#### Exercise details:
Select all lines in the records that include "JSON".

#### Extracted material:
※

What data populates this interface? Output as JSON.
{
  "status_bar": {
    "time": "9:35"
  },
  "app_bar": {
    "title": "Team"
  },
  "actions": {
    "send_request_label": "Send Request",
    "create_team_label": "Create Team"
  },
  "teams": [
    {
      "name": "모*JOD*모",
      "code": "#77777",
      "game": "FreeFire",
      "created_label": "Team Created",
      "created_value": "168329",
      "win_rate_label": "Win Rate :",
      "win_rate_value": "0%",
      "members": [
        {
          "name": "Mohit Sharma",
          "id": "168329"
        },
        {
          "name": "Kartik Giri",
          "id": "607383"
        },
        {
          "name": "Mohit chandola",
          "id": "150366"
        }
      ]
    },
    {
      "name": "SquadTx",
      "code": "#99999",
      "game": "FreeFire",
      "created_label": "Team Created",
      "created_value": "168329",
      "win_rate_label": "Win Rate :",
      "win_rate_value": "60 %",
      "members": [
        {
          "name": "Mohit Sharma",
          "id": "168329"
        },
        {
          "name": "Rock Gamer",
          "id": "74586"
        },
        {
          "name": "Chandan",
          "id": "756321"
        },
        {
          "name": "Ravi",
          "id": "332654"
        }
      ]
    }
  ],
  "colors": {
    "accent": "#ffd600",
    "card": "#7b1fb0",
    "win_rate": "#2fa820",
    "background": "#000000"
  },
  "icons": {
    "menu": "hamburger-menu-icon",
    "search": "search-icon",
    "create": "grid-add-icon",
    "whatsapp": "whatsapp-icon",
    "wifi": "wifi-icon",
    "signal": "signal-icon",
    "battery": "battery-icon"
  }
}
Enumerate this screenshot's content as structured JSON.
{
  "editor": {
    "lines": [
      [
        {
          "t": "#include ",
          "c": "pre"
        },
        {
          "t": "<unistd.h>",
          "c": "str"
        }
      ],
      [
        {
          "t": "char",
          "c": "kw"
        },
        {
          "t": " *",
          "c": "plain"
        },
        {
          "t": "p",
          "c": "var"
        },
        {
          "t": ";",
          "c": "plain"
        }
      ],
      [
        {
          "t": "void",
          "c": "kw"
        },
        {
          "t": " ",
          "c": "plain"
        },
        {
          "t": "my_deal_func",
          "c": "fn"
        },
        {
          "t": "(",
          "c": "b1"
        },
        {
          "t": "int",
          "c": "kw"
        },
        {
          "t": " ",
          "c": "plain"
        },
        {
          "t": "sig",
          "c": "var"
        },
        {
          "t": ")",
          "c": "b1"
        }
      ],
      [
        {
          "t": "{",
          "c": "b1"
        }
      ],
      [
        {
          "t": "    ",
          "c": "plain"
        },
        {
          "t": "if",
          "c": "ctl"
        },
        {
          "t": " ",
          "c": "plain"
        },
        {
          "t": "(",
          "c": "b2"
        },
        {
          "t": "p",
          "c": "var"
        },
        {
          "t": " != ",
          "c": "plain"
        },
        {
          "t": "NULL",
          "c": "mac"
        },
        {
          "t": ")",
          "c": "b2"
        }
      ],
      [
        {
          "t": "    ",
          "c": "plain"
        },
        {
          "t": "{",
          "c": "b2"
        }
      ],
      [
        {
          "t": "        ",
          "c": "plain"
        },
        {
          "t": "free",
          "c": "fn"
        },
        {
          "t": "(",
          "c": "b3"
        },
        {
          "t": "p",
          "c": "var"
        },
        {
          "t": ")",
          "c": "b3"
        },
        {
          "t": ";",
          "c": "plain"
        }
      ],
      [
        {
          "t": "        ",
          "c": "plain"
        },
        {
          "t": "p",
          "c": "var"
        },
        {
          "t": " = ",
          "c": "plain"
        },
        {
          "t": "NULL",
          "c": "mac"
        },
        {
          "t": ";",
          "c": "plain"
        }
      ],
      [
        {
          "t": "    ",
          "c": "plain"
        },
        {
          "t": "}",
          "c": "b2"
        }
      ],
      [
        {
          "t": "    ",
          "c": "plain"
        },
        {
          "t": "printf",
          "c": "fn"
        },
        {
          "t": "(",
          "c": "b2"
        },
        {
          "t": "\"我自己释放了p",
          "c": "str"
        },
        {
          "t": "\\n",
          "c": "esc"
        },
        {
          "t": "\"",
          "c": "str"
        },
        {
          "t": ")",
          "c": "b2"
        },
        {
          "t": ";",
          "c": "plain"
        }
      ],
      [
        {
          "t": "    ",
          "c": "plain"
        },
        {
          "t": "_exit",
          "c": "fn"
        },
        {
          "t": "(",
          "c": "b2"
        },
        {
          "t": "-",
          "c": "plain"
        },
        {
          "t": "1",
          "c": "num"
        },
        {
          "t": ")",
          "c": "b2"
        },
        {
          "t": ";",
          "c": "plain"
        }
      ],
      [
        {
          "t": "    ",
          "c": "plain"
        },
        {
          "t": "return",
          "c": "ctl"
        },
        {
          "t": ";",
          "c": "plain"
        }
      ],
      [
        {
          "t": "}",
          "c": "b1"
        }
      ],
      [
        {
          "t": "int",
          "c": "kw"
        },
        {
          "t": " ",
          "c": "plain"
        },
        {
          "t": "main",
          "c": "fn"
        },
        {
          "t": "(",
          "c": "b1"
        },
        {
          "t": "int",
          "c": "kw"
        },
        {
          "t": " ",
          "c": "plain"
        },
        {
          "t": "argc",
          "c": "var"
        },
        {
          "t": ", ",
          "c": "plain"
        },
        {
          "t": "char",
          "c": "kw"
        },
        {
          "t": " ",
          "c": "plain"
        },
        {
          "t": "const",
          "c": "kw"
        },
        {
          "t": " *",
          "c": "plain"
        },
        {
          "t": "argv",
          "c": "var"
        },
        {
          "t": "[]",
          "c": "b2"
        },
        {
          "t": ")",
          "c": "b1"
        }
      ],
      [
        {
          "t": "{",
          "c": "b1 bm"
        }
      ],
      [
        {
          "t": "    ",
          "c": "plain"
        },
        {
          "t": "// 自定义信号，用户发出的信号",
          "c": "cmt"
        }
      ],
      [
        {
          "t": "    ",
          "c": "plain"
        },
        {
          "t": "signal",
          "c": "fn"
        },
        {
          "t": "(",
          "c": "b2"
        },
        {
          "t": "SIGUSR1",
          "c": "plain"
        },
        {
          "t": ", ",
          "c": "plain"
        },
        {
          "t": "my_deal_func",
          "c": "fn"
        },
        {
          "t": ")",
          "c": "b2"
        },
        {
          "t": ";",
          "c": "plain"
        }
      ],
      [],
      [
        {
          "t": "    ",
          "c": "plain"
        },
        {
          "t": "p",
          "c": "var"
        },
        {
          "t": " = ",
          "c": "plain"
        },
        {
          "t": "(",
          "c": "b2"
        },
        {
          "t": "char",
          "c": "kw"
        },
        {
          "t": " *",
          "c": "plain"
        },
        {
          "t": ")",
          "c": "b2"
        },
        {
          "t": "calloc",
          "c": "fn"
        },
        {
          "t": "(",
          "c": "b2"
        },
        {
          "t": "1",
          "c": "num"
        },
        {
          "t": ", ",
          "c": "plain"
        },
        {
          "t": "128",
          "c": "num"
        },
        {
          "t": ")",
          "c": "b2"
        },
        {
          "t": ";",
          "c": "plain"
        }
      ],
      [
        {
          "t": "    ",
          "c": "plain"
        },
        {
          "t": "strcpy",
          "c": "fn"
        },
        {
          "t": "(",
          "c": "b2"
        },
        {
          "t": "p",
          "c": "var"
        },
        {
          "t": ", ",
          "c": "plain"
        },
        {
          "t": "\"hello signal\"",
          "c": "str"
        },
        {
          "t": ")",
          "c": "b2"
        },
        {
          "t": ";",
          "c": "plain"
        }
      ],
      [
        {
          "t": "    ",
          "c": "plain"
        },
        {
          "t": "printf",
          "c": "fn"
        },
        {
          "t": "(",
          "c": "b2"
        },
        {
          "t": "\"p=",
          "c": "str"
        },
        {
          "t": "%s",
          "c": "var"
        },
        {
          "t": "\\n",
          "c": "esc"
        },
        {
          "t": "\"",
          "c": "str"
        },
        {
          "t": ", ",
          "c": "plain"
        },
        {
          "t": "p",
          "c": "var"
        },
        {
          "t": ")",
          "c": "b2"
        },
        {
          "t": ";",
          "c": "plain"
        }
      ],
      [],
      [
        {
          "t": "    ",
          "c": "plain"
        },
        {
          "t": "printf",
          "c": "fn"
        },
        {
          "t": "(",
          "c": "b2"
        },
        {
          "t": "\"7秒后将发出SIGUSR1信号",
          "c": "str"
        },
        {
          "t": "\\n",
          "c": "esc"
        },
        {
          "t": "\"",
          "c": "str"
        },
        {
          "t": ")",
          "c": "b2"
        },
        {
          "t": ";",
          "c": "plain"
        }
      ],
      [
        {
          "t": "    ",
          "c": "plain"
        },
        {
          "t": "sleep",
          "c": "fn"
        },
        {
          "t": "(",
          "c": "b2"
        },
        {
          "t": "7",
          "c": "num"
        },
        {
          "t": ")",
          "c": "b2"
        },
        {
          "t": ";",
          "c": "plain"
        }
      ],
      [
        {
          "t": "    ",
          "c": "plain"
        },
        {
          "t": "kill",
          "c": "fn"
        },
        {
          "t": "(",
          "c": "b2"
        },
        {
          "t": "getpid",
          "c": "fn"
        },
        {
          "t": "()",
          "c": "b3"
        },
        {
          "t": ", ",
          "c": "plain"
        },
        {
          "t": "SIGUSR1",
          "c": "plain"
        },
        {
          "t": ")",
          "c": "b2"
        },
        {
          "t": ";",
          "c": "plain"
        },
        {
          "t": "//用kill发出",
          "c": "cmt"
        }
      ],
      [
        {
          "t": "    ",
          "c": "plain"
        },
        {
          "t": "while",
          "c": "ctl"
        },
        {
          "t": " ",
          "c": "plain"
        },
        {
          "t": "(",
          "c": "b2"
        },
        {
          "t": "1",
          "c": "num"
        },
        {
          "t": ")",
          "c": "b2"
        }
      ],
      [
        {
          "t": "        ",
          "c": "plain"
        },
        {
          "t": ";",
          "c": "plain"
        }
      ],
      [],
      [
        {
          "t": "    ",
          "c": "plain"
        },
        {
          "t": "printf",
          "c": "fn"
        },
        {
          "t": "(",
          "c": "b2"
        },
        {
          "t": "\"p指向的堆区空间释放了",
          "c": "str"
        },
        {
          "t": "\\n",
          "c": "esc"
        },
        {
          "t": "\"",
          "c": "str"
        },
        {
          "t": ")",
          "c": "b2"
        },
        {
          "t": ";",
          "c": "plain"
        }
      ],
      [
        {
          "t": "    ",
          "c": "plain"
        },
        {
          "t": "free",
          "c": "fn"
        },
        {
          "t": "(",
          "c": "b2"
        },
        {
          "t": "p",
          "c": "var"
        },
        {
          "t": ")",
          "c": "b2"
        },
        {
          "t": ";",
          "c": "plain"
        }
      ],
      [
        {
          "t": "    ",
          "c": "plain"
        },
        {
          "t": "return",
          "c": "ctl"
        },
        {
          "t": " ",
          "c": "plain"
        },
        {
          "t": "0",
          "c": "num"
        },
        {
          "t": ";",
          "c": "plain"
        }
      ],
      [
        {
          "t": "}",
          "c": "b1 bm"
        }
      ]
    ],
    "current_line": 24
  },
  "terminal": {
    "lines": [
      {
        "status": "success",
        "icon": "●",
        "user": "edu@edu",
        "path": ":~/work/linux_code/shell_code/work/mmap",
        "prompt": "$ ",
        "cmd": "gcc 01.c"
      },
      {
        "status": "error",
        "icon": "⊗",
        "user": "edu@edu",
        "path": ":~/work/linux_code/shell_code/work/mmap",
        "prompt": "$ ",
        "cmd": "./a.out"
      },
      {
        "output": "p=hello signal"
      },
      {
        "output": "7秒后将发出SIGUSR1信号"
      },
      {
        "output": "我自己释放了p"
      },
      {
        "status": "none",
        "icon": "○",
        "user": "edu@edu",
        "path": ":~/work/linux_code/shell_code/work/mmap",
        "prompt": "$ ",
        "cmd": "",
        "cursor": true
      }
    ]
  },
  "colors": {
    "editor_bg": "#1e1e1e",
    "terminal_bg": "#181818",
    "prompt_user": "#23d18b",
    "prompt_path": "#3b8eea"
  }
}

※

#### Solved problem:
What data populates this interface? Output as JSON.
Enumerate this screenshot's content as structured JSON.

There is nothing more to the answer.